**Given request:** Search the records for "this" and copy each line that holds it.

══ Excerpted data

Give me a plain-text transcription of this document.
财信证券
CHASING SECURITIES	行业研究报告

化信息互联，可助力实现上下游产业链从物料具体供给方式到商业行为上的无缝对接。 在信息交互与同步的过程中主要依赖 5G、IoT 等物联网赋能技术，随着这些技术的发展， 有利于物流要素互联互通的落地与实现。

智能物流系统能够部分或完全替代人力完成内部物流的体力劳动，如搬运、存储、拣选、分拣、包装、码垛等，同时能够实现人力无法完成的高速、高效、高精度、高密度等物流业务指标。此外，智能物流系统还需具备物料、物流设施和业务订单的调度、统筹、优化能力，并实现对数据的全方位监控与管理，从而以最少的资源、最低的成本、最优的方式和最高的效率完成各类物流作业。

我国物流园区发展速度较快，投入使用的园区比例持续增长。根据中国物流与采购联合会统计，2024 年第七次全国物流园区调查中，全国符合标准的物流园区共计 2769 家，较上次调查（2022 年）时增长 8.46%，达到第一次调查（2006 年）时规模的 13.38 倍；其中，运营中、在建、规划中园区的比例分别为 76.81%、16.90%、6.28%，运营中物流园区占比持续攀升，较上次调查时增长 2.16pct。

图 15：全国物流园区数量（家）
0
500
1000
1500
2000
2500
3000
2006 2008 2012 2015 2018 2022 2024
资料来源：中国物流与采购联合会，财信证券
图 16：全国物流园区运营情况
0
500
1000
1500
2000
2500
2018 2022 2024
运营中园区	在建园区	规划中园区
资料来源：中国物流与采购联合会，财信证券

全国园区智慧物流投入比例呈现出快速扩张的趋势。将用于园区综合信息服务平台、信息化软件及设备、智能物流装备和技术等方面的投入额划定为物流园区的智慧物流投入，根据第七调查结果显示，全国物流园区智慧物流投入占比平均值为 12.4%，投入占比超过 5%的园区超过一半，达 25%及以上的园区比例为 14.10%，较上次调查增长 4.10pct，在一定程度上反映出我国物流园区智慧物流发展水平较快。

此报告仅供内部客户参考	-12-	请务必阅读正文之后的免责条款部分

════
══ Excerpted data

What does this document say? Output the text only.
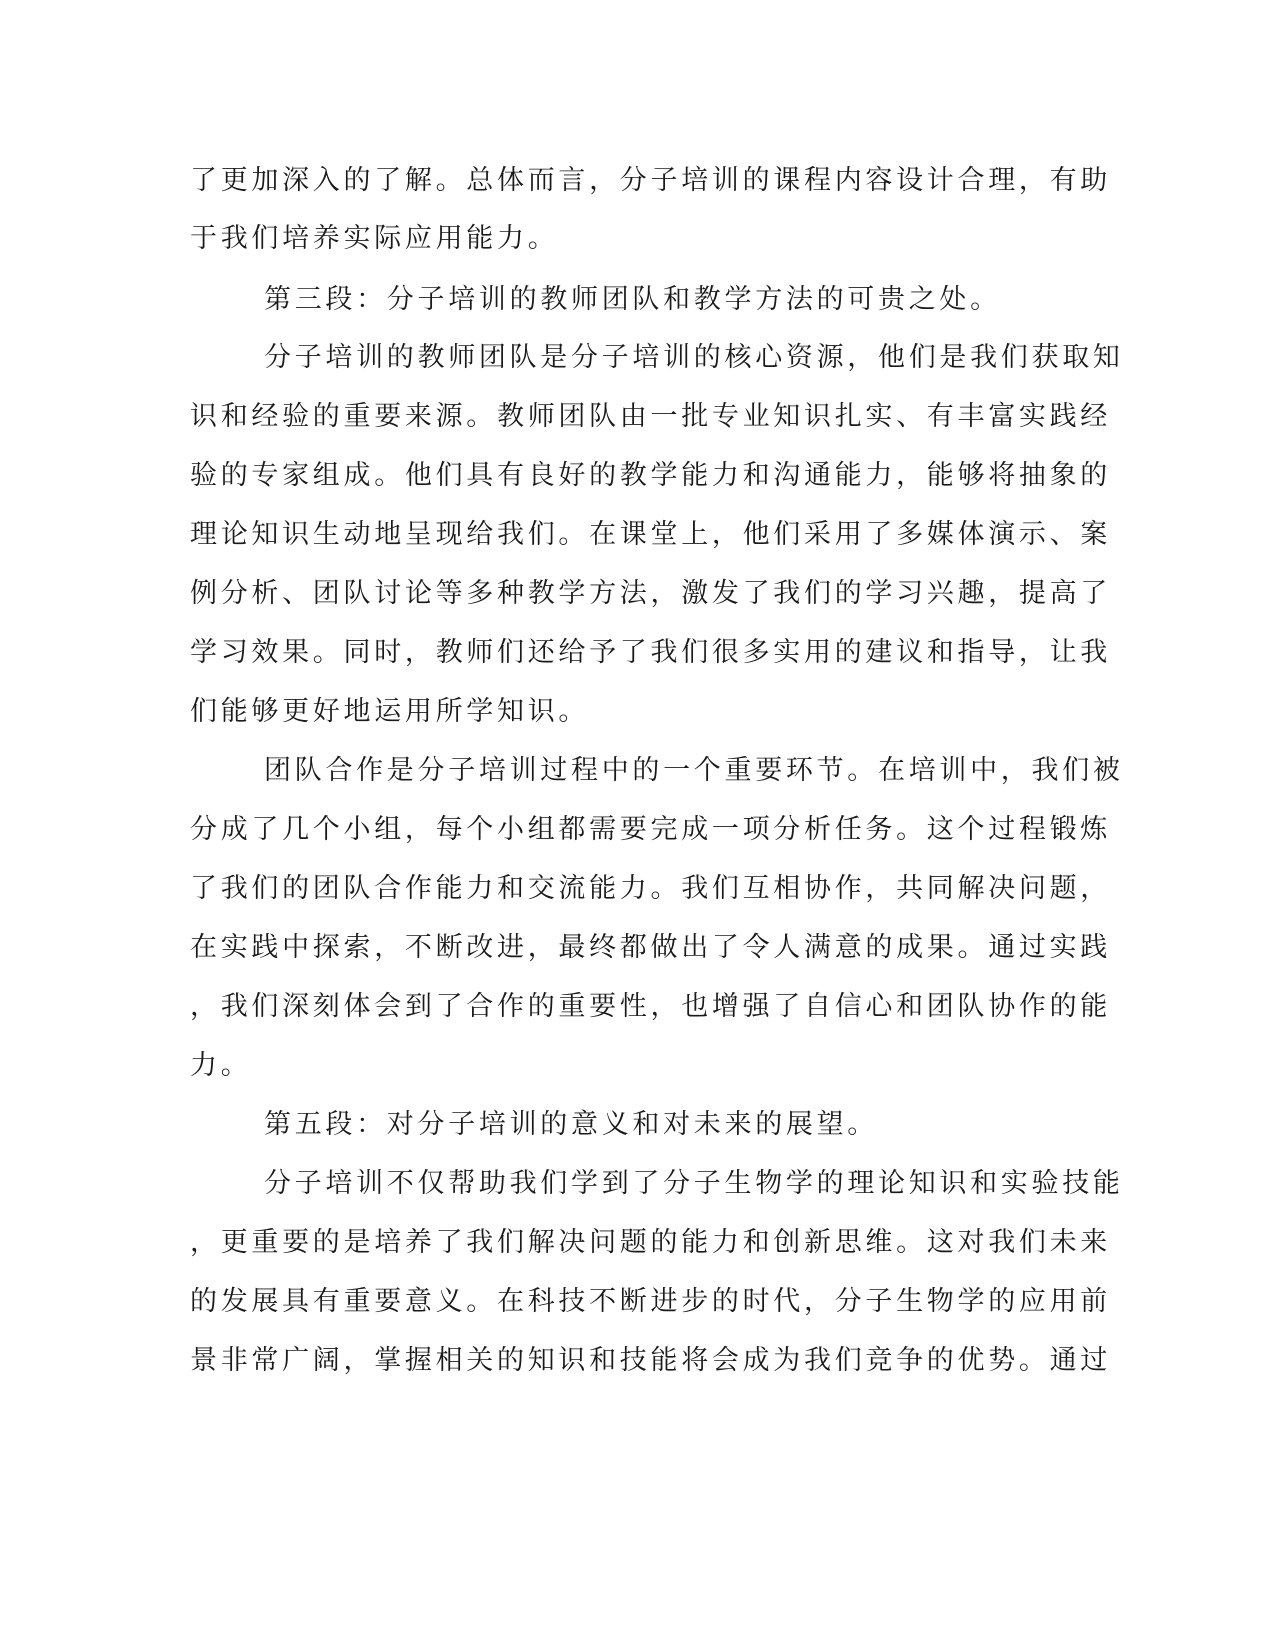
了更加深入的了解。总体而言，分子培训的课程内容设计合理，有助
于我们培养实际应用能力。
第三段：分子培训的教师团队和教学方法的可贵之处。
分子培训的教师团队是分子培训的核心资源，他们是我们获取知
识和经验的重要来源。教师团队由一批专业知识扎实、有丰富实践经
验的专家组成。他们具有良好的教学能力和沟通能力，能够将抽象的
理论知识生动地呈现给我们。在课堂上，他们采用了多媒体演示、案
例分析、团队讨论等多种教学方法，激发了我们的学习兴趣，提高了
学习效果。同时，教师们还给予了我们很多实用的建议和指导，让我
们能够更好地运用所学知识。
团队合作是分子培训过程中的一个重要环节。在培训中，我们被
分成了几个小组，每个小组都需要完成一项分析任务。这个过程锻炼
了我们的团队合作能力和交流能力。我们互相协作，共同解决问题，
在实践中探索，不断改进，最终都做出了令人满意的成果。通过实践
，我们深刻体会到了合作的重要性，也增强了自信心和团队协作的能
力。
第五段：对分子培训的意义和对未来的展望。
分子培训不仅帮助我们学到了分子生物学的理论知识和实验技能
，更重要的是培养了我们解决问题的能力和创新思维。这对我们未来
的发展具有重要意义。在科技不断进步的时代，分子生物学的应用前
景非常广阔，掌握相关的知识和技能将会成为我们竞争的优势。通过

════
══ Excerpted data

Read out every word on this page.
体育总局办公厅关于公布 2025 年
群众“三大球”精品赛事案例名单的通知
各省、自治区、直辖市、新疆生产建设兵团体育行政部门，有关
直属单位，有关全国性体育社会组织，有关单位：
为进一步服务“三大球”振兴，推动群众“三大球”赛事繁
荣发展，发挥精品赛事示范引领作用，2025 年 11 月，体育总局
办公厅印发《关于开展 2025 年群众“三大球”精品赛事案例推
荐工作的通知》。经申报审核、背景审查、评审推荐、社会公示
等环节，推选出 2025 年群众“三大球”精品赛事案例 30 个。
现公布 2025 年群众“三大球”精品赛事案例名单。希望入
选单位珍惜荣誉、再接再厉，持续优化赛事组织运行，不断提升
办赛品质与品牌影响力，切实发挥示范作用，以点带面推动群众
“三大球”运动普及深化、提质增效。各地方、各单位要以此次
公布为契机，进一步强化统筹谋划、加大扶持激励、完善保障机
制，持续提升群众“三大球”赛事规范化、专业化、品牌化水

════

**Exercise response:**
Give me a plain-text transcription of this document.
What does this document say? Output the text only.
Read out every word on this page.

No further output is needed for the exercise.